What is required: Each line of the data that includes the string "icon" is to be copied out.

Data section:
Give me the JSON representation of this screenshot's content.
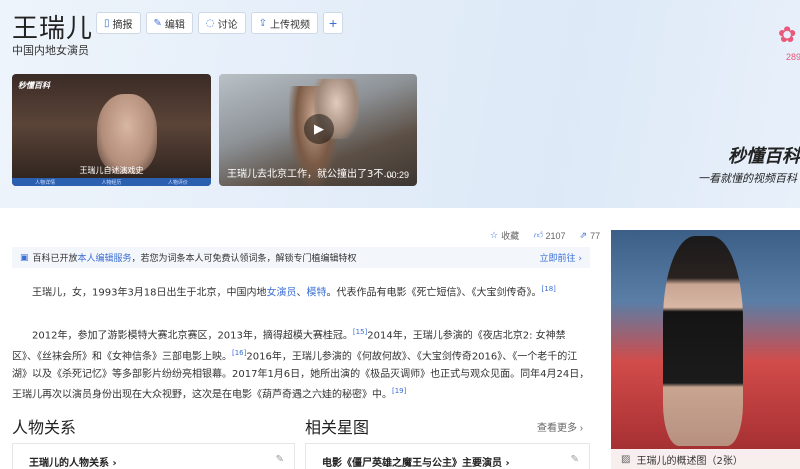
{
  "header": {
    "title": "王瑞儿",
    "subtitle": "中国内地女演员",
    "actions": [
      {
        "icon": "bookmark-icon",
        "glyph": "▯",
        "label": "摘报"
      },
      {
        "icon": "edit-icon",
        "glyph": "✎",
        "label": "编辑"
      },
      {
        "icon": "chat-icon",
        "glyph": "◌",
        "label": "讨论"
      },
      {
        "icon": "upload-video-icon",
        "glyph": "⇪",
        "label": "上传视频"
      }
    ],
    "add_glyph": "+",
    "flower_glyph": "✿",
    "flower_count": "289"
  },
  "videos": [
    {
      "logo": "秒懂百科",
      "caption": "王瑞儿自述演戏史",
      "bar": [
        "人物详情",
        "人物经历",
        "人物评价"
      ]
    },
    {
      "caption": "王瑞儿去北京工作，就公撞出了3不…",
      "duration": "00:29"
    }
  ],
  "promo": {
    "logo": "秒懂百科",
    "slogan": "一看就懂的视频百科"
  },
  "stats": {
    "favorite": "收藏",
    "likes": "2107",
    "shares": "77"
  },
  "notice": {
    "prefix": "百科已开放",
    "link": "本人编辑服务",
    "text": "，若您为词条本人可免费认领词条，解锁专门植编辑特权",
    "go": "立即前往 ›"
  },
  "intro": {
    "p1_a": "王瑞儿，女，1993年3月18日出生于北京，中国内地",
    "p1_link1": "女演员",
    "p1_sep": "、",
    "p1_link2": "模特",
    "p1_b": "。代表作品有电影《死亡短信》、《大宝剑传奇》。",
    "p1_ref": "[18]",
    "p2_a": "2012年，参加了游影模特大赛北京赛区，2013年，摘得超模大赛桂冠。",
    "p2_ref1": "[15]",
    "p2_b": "2014年，王瑞儿参演的《夜店北京2: 女神禁区》、《丝袜会所》和《女神信条》三部电影上映。",
    "p2_ref2": "[16]",
    "p2_c": "2016年，王瑞儿参演的《何故何故》、《大宝剑传奇2016》、《一个老千的江湖》以及《杀死记忆》等多部影片纷纷亮相银幕。2017年1月6日，她所出演的《极品灭调师》也正式与观众见面。同年4月24日，王瑞儿再次以演员身份出现在大众视野，这次是在电影《葫芦奇遇之六娃的秘密》中。",
    "p2_ref3": "[19]"
  },
  "sections": {
    "relations": {
      "title": "人物关系",
      "card": "王瑞儿的人物关系 ›"
    },
    "stars": {
      "title": "相关星图",
      "more": "查看更多 ›",
      "card": "电影《僵尸英雄之魔王与公主》主要演员 ›"
    }
  },
  "photo": {
    "caption": "王瑞儿的概述图（2张）"
  }
}
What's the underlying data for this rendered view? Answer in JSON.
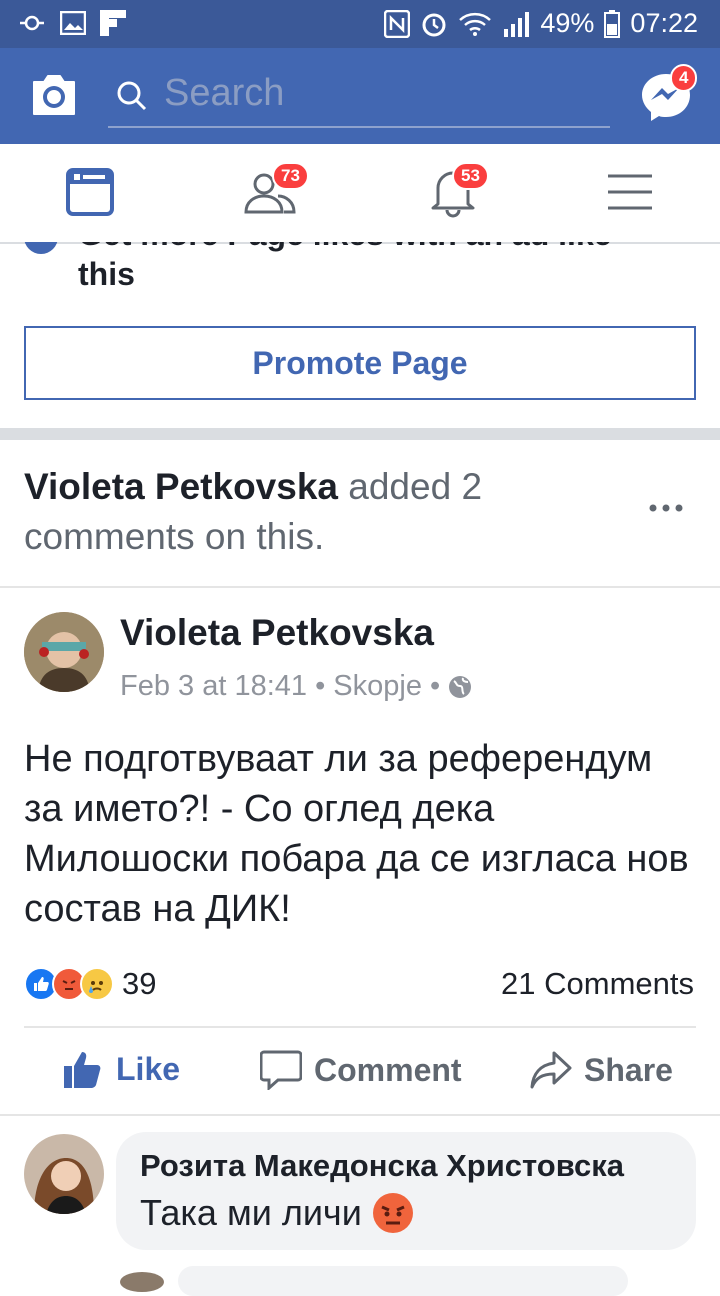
{
  "status_bar": {
    "battery": "49%",
    "time": "07:22"
  },
  "header": {
    "search_placeholder": "Search",
    "messenger_badge": "4"
  },
  "nav": {
    "friends_badge": "73",
    "notifications_badge": "53"
  },
  "promo": {
    "partial_text": "Get more Page likes with an ad like",
    "text_tail": "this",
    "button": "Promote Page"
  },
  "activity": {
    "actor": "Violeta Petkovska",
    "action": " added 2 comments on this."
  },
  "post": {
    "author": "Violeta Petkovska",
    "meta": "Feb 3 at 18:41 • Skopje •",
    "body": "Не подготвуваат ли за референдум за името?! - Со оглед дека Милошоски побара да се изгласа нов состав на ДИК!",
    "reaction_count": "39",
    "comments_count": "21 Comments",
    "actions": {
      "like": "Like",
      "comment": "Comment",
      "share": "Share"
    }
  },
  "comment": {
    "author": "Розита Македонска Христовска",
    "text": "Така ми личи"
  },
  "colors": {
    "brand": "#4267b2",
    "status": "#3b5998",
    "badge": "#fa3e3e",
    "link": "#4267b2"
  }
}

Answer to this task:
        "icon": "bookmark-icon",
        "icon": "edit-icon",
        "icon": "chat-icon",
        "icon": "upload-video-icon",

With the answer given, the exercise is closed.